▼

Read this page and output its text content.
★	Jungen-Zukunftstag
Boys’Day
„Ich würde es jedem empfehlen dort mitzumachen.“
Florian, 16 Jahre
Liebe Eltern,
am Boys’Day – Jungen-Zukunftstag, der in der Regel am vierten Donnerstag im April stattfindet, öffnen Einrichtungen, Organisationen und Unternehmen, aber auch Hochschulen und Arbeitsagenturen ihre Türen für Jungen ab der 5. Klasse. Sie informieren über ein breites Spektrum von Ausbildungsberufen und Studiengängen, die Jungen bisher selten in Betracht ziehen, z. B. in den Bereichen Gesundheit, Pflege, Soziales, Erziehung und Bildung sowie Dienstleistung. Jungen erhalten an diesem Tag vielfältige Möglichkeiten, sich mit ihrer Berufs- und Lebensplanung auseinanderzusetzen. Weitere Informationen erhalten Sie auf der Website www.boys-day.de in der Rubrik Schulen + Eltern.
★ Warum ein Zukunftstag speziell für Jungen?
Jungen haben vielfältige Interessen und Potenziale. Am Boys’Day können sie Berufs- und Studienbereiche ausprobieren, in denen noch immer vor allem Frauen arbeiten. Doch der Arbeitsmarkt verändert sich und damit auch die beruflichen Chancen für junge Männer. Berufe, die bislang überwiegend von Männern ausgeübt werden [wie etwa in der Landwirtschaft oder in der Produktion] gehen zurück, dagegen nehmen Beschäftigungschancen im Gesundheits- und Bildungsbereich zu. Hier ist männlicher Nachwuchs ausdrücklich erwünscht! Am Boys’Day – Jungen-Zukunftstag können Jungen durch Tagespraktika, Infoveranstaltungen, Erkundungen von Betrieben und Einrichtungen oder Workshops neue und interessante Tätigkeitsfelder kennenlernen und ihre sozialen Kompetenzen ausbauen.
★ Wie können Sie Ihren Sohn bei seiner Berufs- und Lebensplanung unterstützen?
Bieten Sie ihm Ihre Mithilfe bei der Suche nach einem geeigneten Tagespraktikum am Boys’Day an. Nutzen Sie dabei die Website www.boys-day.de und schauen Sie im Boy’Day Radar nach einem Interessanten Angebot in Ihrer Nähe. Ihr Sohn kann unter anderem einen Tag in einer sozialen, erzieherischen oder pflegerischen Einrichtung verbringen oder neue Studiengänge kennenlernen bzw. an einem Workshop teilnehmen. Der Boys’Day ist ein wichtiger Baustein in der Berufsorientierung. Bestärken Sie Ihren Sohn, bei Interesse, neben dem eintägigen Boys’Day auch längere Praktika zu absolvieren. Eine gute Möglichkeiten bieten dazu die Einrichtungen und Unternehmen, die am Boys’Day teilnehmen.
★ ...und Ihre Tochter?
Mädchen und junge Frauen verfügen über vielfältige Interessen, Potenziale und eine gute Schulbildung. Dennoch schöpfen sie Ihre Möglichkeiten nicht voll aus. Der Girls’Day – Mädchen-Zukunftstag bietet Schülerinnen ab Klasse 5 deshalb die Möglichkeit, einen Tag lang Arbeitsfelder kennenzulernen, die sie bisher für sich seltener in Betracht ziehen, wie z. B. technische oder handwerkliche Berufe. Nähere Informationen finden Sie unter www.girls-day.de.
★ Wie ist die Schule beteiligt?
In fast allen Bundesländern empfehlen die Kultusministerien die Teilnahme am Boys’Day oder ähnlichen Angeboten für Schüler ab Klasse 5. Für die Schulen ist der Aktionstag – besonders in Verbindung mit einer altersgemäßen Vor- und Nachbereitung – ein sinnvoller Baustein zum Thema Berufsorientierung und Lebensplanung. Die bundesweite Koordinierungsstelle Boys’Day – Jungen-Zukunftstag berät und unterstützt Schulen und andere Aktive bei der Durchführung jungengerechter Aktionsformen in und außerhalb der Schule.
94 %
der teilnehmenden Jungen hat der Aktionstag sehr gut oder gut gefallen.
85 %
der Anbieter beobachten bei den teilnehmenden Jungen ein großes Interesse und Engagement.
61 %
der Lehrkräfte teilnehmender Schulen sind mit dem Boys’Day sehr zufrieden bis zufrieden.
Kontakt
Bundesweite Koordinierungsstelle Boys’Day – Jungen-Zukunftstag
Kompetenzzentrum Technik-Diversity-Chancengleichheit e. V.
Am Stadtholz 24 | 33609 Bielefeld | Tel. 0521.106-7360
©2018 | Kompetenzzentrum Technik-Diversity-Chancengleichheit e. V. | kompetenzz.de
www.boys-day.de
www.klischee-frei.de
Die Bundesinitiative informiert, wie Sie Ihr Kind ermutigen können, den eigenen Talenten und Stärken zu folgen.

▲

Find the lines that include the string "Lebensplanung", then copy each of them.

# Response to this exercise:
am Boys’Day – Jungen-Zukunftstag, der in der Regel am vierten Donnerstag im April stattfindet, öffnen Einrichtungen, Organisationen und Unternehmen, aber auch Hochschulen und Arbeitsagenturen ihre Türen für Jungen ab der 5. Klasse. Sie informieren über ein breites Spektrum von Ausbildungsberufen und Studiengängen, die Jungen bisher selten in Betracht ziehen, z. B. in den Bereichen Gesundheit, Pflege, Soziales, Erziehung und Bildung sowie Dienstleistung. Jungen erhalten an diesem Tag vielfältige Möglichkeiten, sich mit ihrer Berufs- und Lebensplanung auseinanderzusetzen. Weitere Informationen erhalten Sie auf der Website www.boys-day.de in der Rubrik Schulen + Eltern.
★ Wie können Sie Ihren Sohn bei seiner Berufs- und Lebensplanung unterstützen?
In fast allen Bundesländern empfehlen die Kultusministerien die Teilnahme am Boys’Day oder ähnlichen Angeboten für Schüler ab Klasse 5. Für die Schulen ist der Aktionstag – besonders in Verbindung mit einer altersgemäßen Vor- und Nachbereitung – ein sinnvoller Baustein zum Thema Berufsorientierung und Lebensplanung. Die bundesweite Koordinierungsstelle Boys’Day – Jungen-Zukunftstag berät und unterstützt Schulen und andere Aktive bei der Durchführung jungengerechter Aktionsformen in und außerhalb der Schule.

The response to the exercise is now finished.